What is needed |
Filter out everything except lines holding "деятельности".

Part of a data file
· · · · · · ·

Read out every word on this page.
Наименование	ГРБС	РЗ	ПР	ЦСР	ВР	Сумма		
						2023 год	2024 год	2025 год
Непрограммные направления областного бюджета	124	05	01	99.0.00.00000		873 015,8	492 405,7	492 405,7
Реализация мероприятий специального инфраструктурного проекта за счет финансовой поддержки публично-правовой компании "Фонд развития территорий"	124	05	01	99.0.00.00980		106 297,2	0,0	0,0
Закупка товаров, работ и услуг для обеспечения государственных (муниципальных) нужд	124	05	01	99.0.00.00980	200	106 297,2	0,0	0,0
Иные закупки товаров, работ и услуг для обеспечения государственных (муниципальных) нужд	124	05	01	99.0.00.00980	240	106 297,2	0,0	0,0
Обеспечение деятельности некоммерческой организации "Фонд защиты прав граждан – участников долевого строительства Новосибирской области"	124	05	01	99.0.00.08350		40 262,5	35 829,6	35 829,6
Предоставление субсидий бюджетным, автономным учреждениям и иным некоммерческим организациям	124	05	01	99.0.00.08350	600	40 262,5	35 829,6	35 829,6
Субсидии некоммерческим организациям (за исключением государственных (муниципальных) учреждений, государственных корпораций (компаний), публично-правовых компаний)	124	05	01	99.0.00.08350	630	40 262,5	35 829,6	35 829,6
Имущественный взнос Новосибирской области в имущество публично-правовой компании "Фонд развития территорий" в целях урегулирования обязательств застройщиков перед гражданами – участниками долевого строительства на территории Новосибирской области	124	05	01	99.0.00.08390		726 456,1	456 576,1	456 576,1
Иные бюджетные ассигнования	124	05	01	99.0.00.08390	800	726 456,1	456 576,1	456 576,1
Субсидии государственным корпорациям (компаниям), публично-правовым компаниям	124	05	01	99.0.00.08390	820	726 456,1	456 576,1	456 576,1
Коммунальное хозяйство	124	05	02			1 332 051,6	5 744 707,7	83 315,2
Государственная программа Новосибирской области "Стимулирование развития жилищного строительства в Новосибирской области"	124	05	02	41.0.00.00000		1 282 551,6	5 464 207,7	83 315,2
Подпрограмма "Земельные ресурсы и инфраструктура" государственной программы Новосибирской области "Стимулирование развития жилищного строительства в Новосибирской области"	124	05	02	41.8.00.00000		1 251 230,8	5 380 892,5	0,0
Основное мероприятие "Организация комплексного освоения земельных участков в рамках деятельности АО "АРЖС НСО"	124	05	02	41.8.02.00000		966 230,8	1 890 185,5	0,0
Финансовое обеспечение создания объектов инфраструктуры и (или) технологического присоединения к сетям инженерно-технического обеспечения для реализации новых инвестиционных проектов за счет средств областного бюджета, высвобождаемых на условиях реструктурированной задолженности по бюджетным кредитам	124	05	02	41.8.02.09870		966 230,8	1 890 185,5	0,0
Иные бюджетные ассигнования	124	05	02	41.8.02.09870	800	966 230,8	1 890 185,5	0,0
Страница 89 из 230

· · · · · · ·

Written reply |
Обеспечение деятельности некоммерческой организации "Фонд защиты прав граждан – участников долевого строительства Новосибирской области"	124	05	01	99.0.00.08350		40 262,5	35 829,6	35 829,6
Основное мероприятие "Организация комплексного освоения земельных участков в рамках деятельности АО "АРЖС НСО"	124	05	02	41.8.02.00000		966 230,8	1 890 185,5	0,0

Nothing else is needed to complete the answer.